Sadly, most of Bruce Lee's movies were simply awful

There are few people on this board who are bigger admirers of Bruce Lee than I, but most of his movies were simply awful.

As I watch Fists of Fury (1971), Chinese Connection (1972), Return of the Dragon (1972), and Game of Death (1978), I get a few goose bumps, but mainly get this overwhelming sense of loss–loss that such an insanely gifted man was squandered by so many hack Chinese directors, cliqued plots, low budgets, and wildly amateurish chop-socky cinematography. Born 25 years too early, Bruce Lee was forced into a short life of cinematic slumming. The people he worked with weren’t worthy of his martial arts genius and today we can only wonder: what if?

There’s no doubt that Enter the Dragon is a timeless, iconic classic that has few, if any, equals today. Yes, Return of the Dragon has that chilling fight scene between Lee and (non-contact) world champ Chuck Norris. But aside from a few other scenes–such as Bruce flexing his traps–the movie redefines cheesy.

Game of Death is a huge disappointment. Lee died just when shooting really got going, but himself greatly detracted by constantly injecting cheesy Zen aphorisms at all the wrong places. When you go to a martial arts flick, you want fighting, not Zen 101 from Professor Lee. As for Chinese Connection and Fists of Fury, they are Chinese moviemaking near their worst. Again, unworthy of Lee’s exceptional gifts.

In a matter of years, Bruce Lee managed to popularize an entire genre. But looking at his filmography and reviewing his big-screen body of work, I can’t help feel he could have done so much more today, even in his short lifespan.

Haven’t seen any of them in about 20 years I gotta admit, but man I thought they were fantastic at the time. I still remember after each all the kids outside the theaters trying to kick each other.

------

Complete the following -
**1.** Reproduce word for word the stretch of the Bruce Lee post from "In a matter" through "kick each other.".
**2.** In the Bruce Lee post, which world champion fights Lee in Return of the Dragon?

Given data -
------

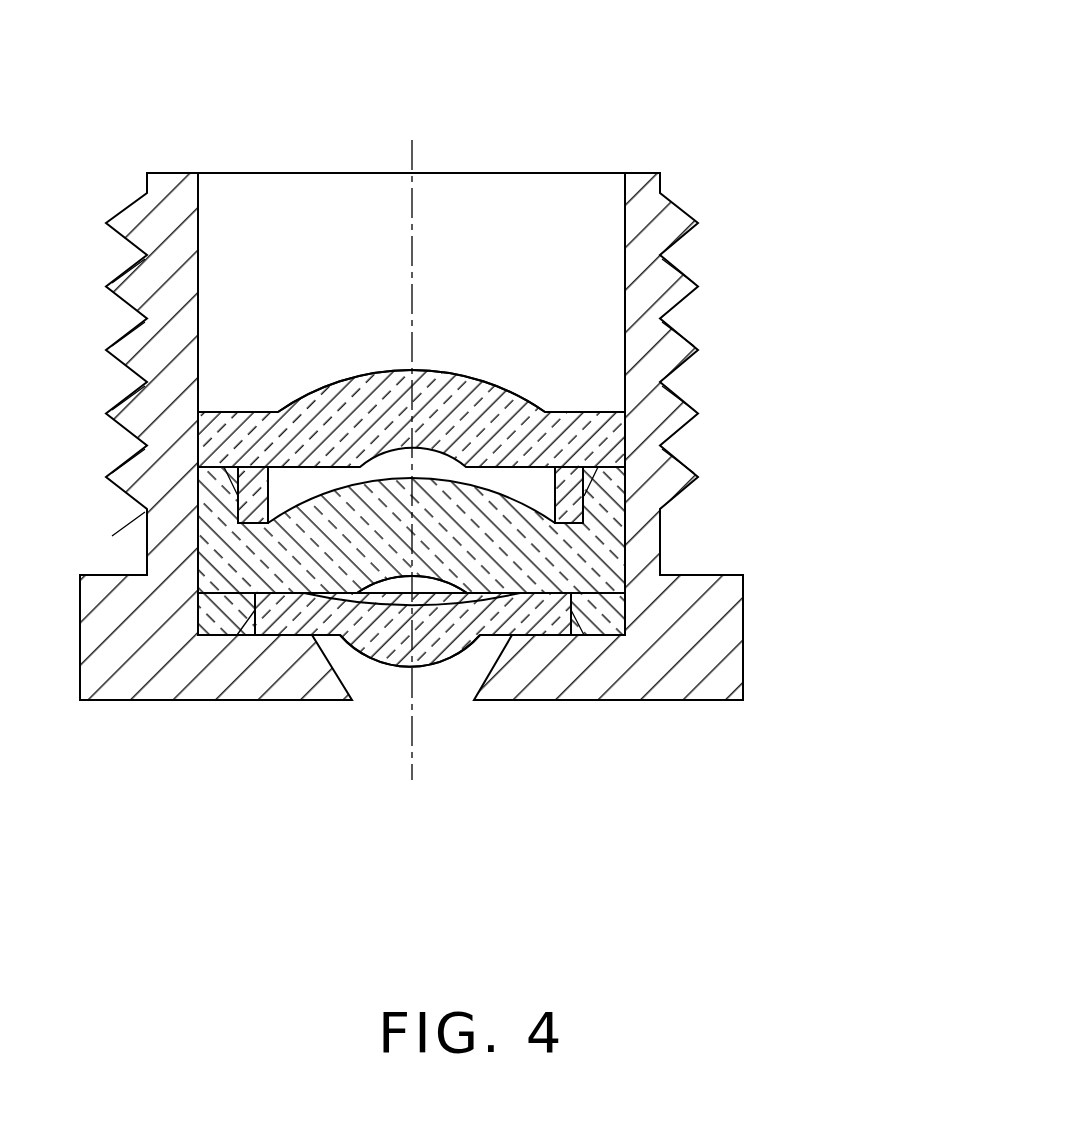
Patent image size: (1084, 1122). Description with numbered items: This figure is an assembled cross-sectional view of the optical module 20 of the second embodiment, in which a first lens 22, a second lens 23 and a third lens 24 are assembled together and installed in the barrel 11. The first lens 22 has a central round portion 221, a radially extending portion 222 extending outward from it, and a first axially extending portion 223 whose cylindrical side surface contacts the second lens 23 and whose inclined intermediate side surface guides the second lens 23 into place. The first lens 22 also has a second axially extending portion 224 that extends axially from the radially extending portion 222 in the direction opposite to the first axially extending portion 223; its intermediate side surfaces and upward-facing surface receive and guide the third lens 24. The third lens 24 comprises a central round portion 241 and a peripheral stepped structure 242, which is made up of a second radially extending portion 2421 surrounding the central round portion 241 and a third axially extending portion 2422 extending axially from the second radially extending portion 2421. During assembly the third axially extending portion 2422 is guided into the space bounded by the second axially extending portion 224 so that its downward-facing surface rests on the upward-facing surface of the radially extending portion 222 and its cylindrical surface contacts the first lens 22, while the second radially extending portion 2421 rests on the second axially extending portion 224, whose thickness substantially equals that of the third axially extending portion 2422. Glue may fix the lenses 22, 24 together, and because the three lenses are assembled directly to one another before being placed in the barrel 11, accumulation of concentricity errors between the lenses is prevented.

------

The answers -
**1.**
In a matter of years, Bruce Lee managed to popularize an entire genre. But looking at his filmography and reviewing his big-screen body of work, I can’t help feel he could have done so much more today, even in his short lifespan.

Haven’t seen any of them in about 20 years I gotta admit, but man I thought they were fantastic at the time. I still remember after each all the kids outside the theaters trying to kick each other.

**2.** Chuck Norris, a (non-contact) world champ.